• WORK TO DO:
Set down each record below precisely, skipping the pictures.

• DATASET ENTRIES:
——
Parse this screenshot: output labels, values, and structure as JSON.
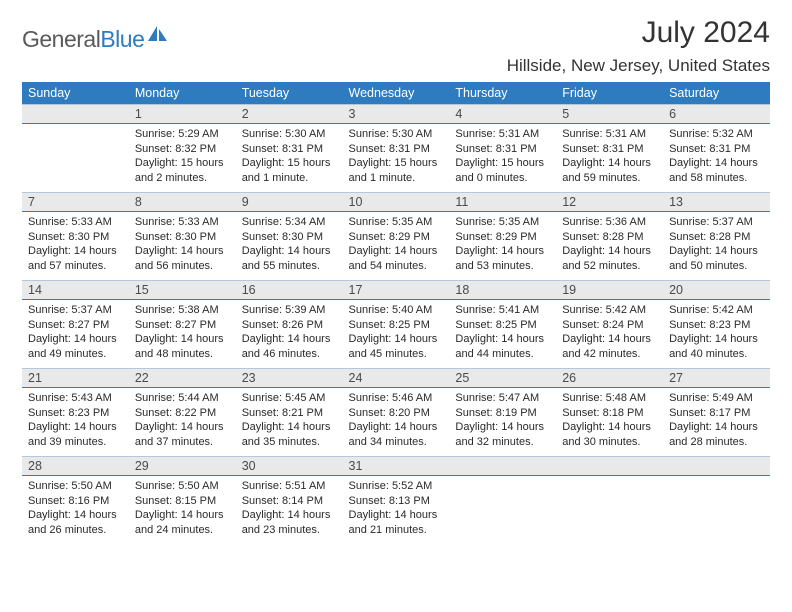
{
  "brand": {
    "word1": "General",
    "word2": "Blue"
  },
  "title": {
    "month": "July 2024",
    "location": "Hillside, New Jersey, United States"
  },
  "weekdays": [
    "Sunday",
    "Monday",
    "Tuesday",
    "Wednesday",
    "Thursday",
    "Friday",
    "Saturday"
  ],
  "style": {
    "accent": "#2e7bc0",
    "dnum_bg": "#e9e9e9",
    "dnum_border_top": "#b3c8dd",
    "header_text": "#ffffff",
    "body_font_size": 11,
    "header_font_size": 12.5
  },
  "labels": {
    "sunrise": "Sunrise:",
    "sunset": "Sunset:",
    "daylight": "Daylight:"
  },
  "weeks": [
    [
      {
        "n": "",
        "blank": true
      },
      {
        "n": "1",
        "sunrise": "5:29 AM",
        "sunset": "8:32 PM",
        "daylight": "15 hours and 2 minutes."
      },
      {
        "n": "2",
        "sunrise": "5:30 AM",
        "sunset": "8:31 PM",
        "daylight": "15 hours and 1 minute."
      },
      {
        "n": "3",
        "sunrise": "5:30 AM",
        "sunset": "8:31 PM",
        "daylight": "15 hours and 1 minute."
      },
      {
        "n": "4",
        "sunrise": "5:31 AM",
        "sunset": "8:31 PM",
        "daylight": "15 hours and 0 minutes."
      },
      {
        "n": "5",
        "sunrise": "5:31 AM",
        "sunset": "8:31 PM",
        "daylight": "14 hours and 59 minutes."
      },
      {
        "n": "6",
        "sunrise": "5:32 AM",
        "sunset": "8:31 PM",
        "daylight": "14 hours and 58 minutes."
      }
    ],
    [
      {
        "n": "7",
        "sunrise": "5:33 AM",
        "sunset": "8:30 PM",
        "daylight": "14 hours and 57 minutes."
      },
      {
        "n": "8",
        "sunrise": "5:33 AM",
        "sunset": "8:30 PM",
        "daylight": "14 hours and 56 minutes."
      },
      {
        "n": "9",
        "sunrise": "5:34 AM",
        "sunset": "8:30 PM",
        "daylight": "14 hours and 55 minutes."
      },
      {
        "n": "10",
        "sunrise": "5:35 AM",
        "sunset": "8:29 PM",
        "daylight": "14 hours and 54 minutes."
      },
      {
        "n": "11",
        "sunrise": "5:35 AM",
        "sunset": "8:29 PM",
        "daylight": "14 hours and 53 minutes."
      },
      {
        "n": "12",
        "sunrise": "5:36 AM",
        "sunset": "8:28 PM",
        "daylight": "14 hours and 52 minutes."
      },
      {
        "n": "13",
        "sunrise": "5:37 AM",
        "sunset": "8:28 PM",
        "daylight": "14 hours and 50 minutes."
      }
    ],
    [
      {
        "n": "14",
        "sunrise": "5:37 AM",
        "sunset": "8:27 PM",
        "daylight": "14 hours and 49 minutes."
      },
      {
        "n": "15",
        "sunrise": "5:38 AM",
        "sunset": "8:27 PM",
        "daylight": "14 hours and 48 minutes."
      },
      {
        "n": "16",
        "sunrise": "5:39 AM",
        "sunset": "8:26 PM",
        "daylight": "14 hours and 46 minutes."
      },
      {
        "n": "17",
        "sunrise": "5:40 AM",
        "sunset": "8:25 PM",
        "daylight": "14 hours and 45 minutes."
      },
      {
        "n": "18",
        "sunrise": "5:41 AM",
        "sunset": "8:25 PM",
        "daylight": "14 hours and 44 minutes."
      },
      {
        "n": "19",
        "sunrise": "5:42 AM",
        "sunset": "8:24 PM",
        "daylight": "14 hours and 42 minutes."
      },
      {
        "n": "20",
        "sunrise": "5:42 AM",
        "sunset": "8:23 PM",
        "daylight": "14 hours and 40 minutes."
      }
    ],
    [
      {
        "n": "21",
        "sunrise": "5:43 AM",
        "sunset": "8:23 PM",
        "daylight": "14 hours and 39 minutes."
      },
      {
        "n": "22",
        "sunrise": "5:44 AM",
        "sunset": "8:22 PM",
        "daylight": "14 hours and 37 minutes."
      },
      {
        "n": "23",
        "sunrise": "5:45 AM",
        "sunset": "8:21 PM",
        "daylight": "14 hours and 35 minutes."
      },
      {
        "n": "24",
        "sunrise": "5:46 AM",
        "sunset": "8:20 PM",
        "daylight": "14 hours and 34 minutes."
      },
      {
        "n": "25",
        "sunrise": "5:47 AM",
        "sunset": "8:19 PM",
        "daylight": "14 hours and 32 minutes."
      },
      {
        "n": "26",
        "sunrise": "5:48 AM",
        "sunset": "8:18 PM",
        "daylight": "14 hours and 30 minutes."
      },
      {
        "n": "27",
        "sunrise": "5:49 AM",
        "sunset": "8:17 PM",
        "daylight": "14 hours and 28 minutes."
      }
    ],
    [
      {
        "n": "28",
        "sunrise": "5:50 AM",
        "sunset": "8:16 PM",
        "daylight": "14 hours and 26 minutes."
      },
      {
        "n": "29",
        "sunrise": "5:50 AM",
        "sunset": "8:15 PM",
        "daylight": "14 hours and 24 minutes."
      },
      {
        "n": "30",
        "sunrise": "5:51 AM",
        "sunset": "8:14 PM",
        "daylight": "14 hours and 23 minutes."
      },
      {
        "n": "31",
        "sunrise": "5:52 AM",
        "sunset": "8:13 PM",
        "daylight": "14 hours and 21 minutes."
      },
      {
        "n": "",
        "blank": true
      },
      {
        "n": "",
        "blank": true
      },
      {
        "n": "",
        "blank": true
      }
    ]
  ]
}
——
• FINAL RESULT:
Parse this screenshot: output labels, values, and structure as JSON.
{
  "brand": {
    "word1": "General",
    "word2": "Blue"
  },
  "title": {
    "month": "July 2024",
    "location": "Hillside, New Jersey, United States"
  },
  "weekdays": [
    "Sunday",
    "Monday",
    "Tuesday",
    "Wednesday",
    "Thursday",
    "Friday",
    "Saturday"
  ],
  "style": {
    "accent": "#2e7bc0",
    "dnum_bg": "#e9e9e9",
    "dnum_border_top": "#b3c8dd",
    "header_text": "#ffffff",
    "body_font_size": 11,
    "header_font_size": 12.5
  },
  "labels": {
    "sunrise": "Sunrise:",
    "sunset": "Sunset:",
    "daylight": "Daylight:"
  },
  "weeks": [
    [
      {
        "n": "",
        "blank": true
      },
      {
        "n": "1",
        "sunrise": "5:29 AM",
        "sunset": "8:32 PM",
        "daylight": "15 hours and 2 minutes."
      },
      {
        "n": "2",
        "sunrise": "5:30 AM",
        "sunset": "8:31 PM",
        "daylight": "15 hours and 1 minute."
      },
      {
        "n": "3",
        "sunrise": "5:30 AM",
        "sunset": "8:31 PM",
        "daylight": "15 hours and 1 minute."
      },
      {
        "n": "4",
        "sunrise": "5:31 AM",
        "sunset": "8:31 PM",
        "daylight": "15 hours and 0 minutes."
      },
      {
        "n": "5",
        "sunrise": "5:31 AM",
        "sunset": "8:31 PM",
        "daylight": "14 hours and 59 minutes."
      },
      {
        "n": "6",
        "sunrise": "5:32 AM",
        "sunset": "8:31 PM",
        "daylight": "14 hours and 58 minutes."
      }
    ],
    [
      {
        "n": "7",
        "sunrise": "5:33 AM",
        "sunset": "8:30 PM",
        "daylight": "14 hours and 57 minutes."
      },
      {
        "n": "8",
        "sunrise": "5:33 AM",
        "sunset": "8:30 PM",
        "daylight": "14 hours and 56 minutes."
      },
      {
        "n": "9",
        "sunrise": "5:34 AM",
        "sunset": "8:30 PM",
        "daylight": "14 hours and 55 minutes."
      },
      {
        "n": "10",
        "sunrise": "5:35 AM",
        "sunset": "8:29 PM",
        "daylight": "14 hours and 54 minutes."
      },
      {
        "n": "11",
        "sunrise": "5:35 AM",
        "sunset": "8:29 PM",
        "daylight": "14 hours and 53 minutes."
      },
      {
        "n": "12",
        "sunrise": "5:36 AM",
        "sunset": "8:28 PM",
        "daylight": "14 hours and 52 minutes."
      },
      {
        "n": "13",
        "sunrise": "5:37 AM",
        "sunset": "8:28 PM",
        "daylight": "14 hours and 50 minutes."
      }
    ],
    [
      {
        "n": "14",
        "sunrise": "5:37 AM",
        "sunset": "8:27 PM",
        "daylight": "14 hours and 49 minutes."
      },
      {
        "n": "15",
        "sunrise": "5:38 AM",
        "sunset": "8:27 PM",
        "daylight": "14 hours and 48 minutes."
      },
      {
        "n": "16",
        "sunrise": "5:39 AM",
        "sunset": "8:26 PM",
        "daylight": "14 hours and 46 minutes."
      },
      {
        "n": "17",
        "sunrise": "5:40 AM",
        "sunset": "8:25 PM",
        "daylight": "14 hours and 45 minutes."
      },
      {
        "n": "18",
        "sunrise": "5:41 AM",
        "sunset": "8:25 PM",
        "daylight": "14 hours and 44 minutes."
      },
      {
        "n": "19",
        "sunrise": "5:42 AM",
        "sunset": "8:24 PM",
        "daylight": "14 hours and 42 minutes."
      },
      {
        "n": "20",
        "sunrise": "5:42 AM",
        "sunset": "8:23 PM",
        "daylight": "14 hours and 40 minutes."
      }
    ],
    [
      {
        "n": "21",
        "sunrise": "5:43 AM",
        "sunset": "8:23 PM",
        "daylight": "14 hours and 39 minutes."
      },
      {
        "n": "22",
        "sunrise": "5:44 AM",
        "sunset": "8:22 PM",
        "daylight": "14 hours and 37 minutes."
      },
      {
        "n": "23",
        "sunrise": "5:45 AM",
        "sunset": "8:21 PM",
        "daylight": "14 hours and 35 minutes."
      },
      {
        "n": "24",
        "sunrise": "5:46 AM",
        "sunset": "8:20 PM",
        "daylight": "14 hours and 34 minutes."
      },
      {
        "n": "25",
        "sunrise": "5:47 AM",
        "sunset": "8:19 PM",
        "daylight": "14 hours and 32 minutes."
      },
      {
        "n": "26",
        "sunrise": "5:48 AM",
        "sunset": "8:18 PM",
        "daylight": "14 hours and 30 minutes."
      },
      {
        "n": "27",
        "sunrise": "5:49 AM",
        "sunset": "8:17 PM",
        "daylight": "14 hours and 28 minutes."
      }
    ],
    [
      {
        "n": "28",
        "sunrise": "5:50 AM",
        "sunset": "8:16 PM",
        "daylight": "14 hours and 26 minutes."
      },
      {
        "n": "29",
        "sunrise": "5:50 AM",
        "sunset": "8:15 PM",
        "daylight": "14 hours and 24 minutes."
      },
      {
        "n": "30",
        "sunrise": "5:51 AM",
        "sunset": "8:14 PM",
        "daylight": "14 hours and 23 minutes."
      },
      {
        "n": "31",
        "sunrise": "5:52 AM",
        "sunset": "8:13 PM",
        "daylight": "14 hours and 21 minutes."
      },
      {
        "n": "",
        "blank": true
      },
      {
        "n": "",
        "blank": true
      },
      {
        "n": "",
        "blank": true
      }
    ]
  ]
}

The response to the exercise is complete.